Reproduce each of the items below line for line, without any alteration.

# # # #

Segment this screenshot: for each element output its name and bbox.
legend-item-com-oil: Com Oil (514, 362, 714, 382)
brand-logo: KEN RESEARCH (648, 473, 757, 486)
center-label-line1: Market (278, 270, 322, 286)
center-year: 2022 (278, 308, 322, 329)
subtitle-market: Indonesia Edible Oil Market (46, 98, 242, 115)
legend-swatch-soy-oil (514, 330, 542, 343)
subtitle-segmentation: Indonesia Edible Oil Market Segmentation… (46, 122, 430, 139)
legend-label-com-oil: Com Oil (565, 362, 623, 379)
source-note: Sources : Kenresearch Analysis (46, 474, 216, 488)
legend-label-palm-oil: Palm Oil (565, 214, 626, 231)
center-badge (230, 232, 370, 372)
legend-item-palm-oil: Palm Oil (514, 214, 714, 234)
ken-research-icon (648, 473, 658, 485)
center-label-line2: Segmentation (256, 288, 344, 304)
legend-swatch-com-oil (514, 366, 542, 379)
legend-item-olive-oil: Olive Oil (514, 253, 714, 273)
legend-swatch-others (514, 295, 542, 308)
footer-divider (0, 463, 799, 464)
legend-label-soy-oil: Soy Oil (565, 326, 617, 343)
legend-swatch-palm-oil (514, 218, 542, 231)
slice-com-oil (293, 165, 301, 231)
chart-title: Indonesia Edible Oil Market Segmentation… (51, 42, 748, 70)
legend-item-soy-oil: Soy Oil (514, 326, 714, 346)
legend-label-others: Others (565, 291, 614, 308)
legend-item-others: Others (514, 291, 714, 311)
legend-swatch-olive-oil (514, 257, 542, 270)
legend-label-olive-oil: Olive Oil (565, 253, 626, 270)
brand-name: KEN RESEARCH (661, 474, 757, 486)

# # # #

◆ **CORRECT OUTPUT**:
Segment this screenshot: for each element output its name and bbox.
legend-item-com-oil: Com Oil (514, 362, 714, 382)
brand-logo: KEN RESEARCH (648, 473, 757, 486)
center-label-line1: Market (278, 270, 322, 286)
center-year: 2022 (278, 308, 322, 329)
subtitle-market: Indonesia Edible Oil Market (46, 98, 242, 115)
legend-swatch-soy-oil (514, 330, 542, 343)
subtitle-segmentation: Indonesia Edible Oil Market Segmentation… (46, 122, 430, 139)
legend-label-com-oil: Com Oil (565, 362, 623, 379)
source-note: Sources : Kenresearch Analysis (46, 474, 216, 488)
legend-label-palm-oil: Palm Oil (565, 214, 626, 231)
center-badge (230, 232, 370, 372)
legend-item-palm-oil: Palm Oil (514, 214, 714, 234)
ken-research-icon (648, 473, 658, 485)
center-label-line2: Segmentation (256, 288, 344, 304)
legend-swatch-com-oil (514, 366, 542, 379)
legend-item-olive-oil: Olive Oil (514, 253, 714, 273)
legend-swatch-others (514, 295, 542, 308)
footer-divider (0, 463, 799, 464)
legend-label-soy-oil: Soy Oil (565, 326, 617, 343)
legend-swatch-palm-oil (514, 218, 542, 231)
slice-com-oil (293, 165, 301, 231)
chart-title: Indonesia Edible Oil Market Segmentation… (51, 42, 748, 70)
legend-item-soy-oil: Soy Oil (514, 326, 714, 346)
legend-label-others: Others (565, 291, 614, 308)
legend-item-others: Others (514, 291, 714, 311)
legend-swatch-olive-oil (514, 257, 542, 270)
legend-label-olive-oil: Olive Oil (565, 253, 626, 270)
brand-name: KEN RESEARCH (661, 474, 757, 486)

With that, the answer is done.